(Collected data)
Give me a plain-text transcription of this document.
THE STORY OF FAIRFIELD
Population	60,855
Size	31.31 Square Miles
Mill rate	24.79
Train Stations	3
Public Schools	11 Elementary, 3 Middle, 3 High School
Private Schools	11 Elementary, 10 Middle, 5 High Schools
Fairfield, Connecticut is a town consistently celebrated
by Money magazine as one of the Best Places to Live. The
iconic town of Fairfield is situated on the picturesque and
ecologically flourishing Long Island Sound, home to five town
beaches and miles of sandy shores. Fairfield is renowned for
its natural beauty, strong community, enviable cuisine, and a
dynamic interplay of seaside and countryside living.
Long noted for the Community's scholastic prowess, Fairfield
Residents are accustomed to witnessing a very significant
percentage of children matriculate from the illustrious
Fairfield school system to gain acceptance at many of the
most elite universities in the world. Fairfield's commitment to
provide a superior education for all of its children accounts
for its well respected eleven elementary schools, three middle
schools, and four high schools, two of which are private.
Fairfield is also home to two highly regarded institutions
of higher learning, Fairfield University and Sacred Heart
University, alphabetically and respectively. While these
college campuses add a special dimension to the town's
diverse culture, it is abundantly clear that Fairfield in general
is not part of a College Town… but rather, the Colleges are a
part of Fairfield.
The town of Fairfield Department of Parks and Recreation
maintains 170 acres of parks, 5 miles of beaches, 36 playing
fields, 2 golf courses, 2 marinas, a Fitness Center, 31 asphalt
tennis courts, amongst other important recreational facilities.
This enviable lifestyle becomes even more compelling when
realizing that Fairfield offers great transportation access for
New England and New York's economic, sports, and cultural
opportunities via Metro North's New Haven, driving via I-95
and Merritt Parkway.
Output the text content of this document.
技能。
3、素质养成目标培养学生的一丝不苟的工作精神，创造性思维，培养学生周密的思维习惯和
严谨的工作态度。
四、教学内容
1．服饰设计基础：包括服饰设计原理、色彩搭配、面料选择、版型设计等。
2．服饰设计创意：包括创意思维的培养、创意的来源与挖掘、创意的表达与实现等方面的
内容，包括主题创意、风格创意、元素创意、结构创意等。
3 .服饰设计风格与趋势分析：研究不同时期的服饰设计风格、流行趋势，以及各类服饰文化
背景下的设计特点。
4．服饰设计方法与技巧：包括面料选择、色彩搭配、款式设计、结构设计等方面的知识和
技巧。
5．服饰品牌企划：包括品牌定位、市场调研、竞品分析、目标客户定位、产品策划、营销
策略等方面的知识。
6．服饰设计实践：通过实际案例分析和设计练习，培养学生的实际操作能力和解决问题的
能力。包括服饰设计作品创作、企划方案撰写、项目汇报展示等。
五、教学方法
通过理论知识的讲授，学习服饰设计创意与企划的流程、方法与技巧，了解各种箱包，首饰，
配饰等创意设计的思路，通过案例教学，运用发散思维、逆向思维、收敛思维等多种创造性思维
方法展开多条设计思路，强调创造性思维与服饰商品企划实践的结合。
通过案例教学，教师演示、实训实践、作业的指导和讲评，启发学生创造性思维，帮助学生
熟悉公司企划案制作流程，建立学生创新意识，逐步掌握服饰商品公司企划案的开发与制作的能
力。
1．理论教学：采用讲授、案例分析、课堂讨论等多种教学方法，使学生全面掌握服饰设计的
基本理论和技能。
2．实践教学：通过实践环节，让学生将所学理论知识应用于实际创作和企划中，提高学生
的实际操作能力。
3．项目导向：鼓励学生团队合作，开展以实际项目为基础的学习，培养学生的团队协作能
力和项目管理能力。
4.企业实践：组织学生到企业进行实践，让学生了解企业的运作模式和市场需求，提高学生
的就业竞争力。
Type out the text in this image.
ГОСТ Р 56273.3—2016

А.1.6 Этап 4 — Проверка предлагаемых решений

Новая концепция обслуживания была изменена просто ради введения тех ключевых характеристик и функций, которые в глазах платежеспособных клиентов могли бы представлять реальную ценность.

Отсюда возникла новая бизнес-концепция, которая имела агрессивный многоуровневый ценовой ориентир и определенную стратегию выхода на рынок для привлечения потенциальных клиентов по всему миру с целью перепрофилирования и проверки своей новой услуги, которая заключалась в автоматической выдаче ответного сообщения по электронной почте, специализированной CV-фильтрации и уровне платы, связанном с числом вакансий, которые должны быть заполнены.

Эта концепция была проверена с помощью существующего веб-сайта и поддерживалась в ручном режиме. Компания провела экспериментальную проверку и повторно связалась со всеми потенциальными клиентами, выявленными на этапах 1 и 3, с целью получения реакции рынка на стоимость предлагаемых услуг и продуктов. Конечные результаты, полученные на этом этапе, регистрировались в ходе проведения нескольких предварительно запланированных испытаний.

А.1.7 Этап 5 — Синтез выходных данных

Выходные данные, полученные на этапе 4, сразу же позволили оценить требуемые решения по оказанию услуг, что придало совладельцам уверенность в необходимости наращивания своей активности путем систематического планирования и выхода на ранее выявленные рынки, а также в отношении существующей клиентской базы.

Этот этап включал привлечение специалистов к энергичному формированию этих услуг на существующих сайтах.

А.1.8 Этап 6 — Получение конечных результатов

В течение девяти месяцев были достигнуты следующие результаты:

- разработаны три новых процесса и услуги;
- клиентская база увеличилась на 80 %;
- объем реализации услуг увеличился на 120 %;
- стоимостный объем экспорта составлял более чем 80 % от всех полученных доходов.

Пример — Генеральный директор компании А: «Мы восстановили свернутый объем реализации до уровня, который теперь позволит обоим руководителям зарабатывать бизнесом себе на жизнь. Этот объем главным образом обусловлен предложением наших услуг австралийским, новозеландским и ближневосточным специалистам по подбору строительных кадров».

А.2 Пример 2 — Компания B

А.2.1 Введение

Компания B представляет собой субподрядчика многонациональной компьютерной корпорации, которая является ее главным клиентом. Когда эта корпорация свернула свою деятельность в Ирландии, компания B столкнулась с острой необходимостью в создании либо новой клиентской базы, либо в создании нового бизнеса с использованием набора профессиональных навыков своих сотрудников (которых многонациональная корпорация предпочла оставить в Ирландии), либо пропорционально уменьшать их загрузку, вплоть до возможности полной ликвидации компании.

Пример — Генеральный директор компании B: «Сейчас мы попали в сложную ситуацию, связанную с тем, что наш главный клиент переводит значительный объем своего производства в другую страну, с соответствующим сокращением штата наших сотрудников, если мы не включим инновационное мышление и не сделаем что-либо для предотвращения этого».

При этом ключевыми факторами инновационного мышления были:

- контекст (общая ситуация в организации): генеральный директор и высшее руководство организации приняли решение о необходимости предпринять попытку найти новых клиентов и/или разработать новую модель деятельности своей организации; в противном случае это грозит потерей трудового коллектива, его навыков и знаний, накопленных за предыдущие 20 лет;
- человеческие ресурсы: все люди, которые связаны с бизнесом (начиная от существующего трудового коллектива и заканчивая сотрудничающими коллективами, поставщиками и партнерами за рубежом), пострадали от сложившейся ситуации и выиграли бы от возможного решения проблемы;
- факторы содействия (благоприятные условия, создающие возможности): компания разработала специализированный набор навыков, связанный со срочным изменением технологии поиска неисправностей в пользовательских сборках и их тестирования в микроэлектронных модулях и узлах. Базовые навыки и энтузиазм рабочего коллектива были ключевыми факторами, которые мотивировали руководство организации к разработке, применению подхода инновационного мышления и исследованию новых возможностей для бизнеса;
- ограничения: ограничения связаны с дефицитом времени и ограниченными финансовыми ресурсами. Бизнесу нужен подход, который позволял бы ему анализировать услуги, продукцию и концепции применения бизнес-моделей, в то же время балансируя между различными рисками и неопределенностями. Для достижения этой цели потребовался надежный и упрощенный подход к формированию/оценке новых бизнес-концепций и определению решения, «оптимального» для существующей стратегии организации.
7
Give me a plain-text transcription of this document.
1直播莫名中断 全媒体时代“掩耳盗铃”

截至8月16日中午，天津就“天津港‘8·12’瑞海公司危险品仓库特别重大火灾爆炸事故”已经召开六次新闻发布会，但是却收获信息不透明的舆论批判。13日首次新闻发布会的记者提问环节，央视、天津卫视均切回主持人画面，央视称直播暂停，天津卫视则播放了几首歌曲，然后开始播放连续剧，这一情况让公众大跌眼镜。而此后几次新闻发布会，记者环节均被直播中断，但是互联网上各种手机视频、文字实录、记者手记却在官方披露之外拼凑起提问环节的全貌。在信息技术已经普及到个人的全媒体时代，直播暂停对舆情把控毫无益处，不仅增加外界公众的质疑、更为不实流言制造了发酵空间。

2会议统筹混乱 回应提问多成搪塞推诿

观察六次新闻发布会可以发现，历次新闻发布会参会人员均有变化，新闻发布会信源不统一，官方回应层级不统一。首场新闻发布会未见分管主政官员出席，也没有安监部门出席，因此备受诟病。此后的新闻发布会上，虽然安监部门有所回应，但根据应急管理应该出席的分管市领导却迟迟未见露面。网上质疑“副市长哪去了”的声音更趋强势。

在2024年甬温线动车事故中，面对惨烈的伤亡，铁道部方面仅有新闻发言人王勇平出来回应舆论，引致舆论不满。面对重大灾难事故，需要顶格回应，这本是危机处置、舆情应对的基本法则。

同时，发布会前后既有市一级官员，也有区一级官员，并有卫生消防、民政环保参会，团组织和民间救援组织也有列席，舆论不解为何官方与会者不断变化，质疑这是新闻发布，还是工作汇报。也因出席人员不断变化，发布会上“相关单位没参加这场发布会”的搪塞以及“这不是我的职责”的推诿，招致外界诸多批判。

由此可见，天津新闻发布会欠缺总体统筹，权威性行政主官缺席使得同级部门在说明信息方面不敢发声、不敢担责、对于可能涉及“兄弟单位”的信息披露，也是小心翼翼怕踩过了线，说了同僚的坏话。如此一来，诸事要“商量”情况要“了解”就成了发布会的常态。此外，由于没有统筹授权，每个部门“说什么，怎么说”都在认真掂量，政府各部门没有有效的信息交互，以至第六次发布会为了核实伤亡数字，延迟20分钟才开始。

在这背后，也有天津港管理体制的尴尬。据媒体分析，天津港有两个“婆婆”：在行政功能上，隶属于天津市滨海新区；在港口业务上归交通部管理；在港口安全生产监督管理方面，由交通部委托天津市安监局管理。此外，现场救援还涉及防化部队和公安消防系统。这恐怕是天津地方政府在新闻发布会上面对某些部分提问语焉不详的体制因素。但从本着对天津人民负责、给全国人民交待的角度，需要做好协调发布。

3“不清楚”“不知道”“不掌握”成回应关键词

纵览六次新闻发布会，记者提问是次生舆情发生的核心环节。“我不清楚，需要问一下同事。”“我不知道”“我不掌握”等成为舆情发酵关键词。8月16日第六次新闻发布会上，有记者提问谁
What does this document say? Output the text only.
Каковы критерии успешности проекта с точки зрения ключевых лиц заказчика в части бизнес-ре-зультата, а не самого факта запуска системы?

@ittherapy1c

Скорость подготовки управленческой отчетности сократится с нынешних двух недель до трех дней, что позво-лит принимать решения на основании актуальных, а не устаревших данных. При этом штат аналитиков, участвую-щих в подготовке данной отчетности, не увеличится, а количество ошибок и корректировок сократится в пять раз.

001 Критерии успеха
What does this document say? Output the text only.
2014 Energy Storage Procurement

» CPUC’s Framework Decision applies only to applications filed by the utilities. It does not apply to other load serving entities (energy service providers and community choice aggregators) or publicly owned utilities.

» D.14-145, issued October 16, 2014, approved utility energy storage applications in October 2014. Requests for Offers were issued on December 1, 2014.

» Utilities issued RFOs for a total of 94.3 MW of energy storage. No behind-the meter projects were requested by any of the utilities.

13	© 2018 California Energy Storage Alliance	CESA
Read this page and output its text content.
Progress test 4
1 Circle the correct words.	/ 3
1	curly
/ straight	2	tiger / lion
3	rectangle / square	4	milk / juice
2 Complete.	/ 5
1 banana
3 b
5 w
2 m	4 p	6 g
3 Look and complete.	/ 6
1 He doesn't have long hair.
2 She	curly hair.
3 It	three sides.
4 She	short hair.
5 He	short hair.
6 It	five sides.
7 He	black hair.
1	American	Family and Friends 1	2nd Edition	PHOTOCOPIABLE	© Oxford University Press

> [TASK INSTRUCTIONS]: Please quote exactly the lines from the one containing "Read this page and output its text content." through the last line of the records above, both included, and nothing else.

> [REPLY]:
Read this page and output its text content.
Progress test 4
1 Circle the correct words.	/ 3
1	curly
/ straight	2	tiger / lion
3	rectangle / square	4	milk / juice
2 Complete.	/ 5
1 banana
3 b
5 w
2 m	4 p	6 g
3 Look and complete.	/ 6
1 He doesn't have long hair.
2 She	curly hair.
3 It	three sides.
4 She	short hair.
5 He	short hair.
6 It	five sides.
7 He	black hair.
1	American	Family and Friends 1	2nd Edition	PHOTOCOPIABLE	© Oxford University Press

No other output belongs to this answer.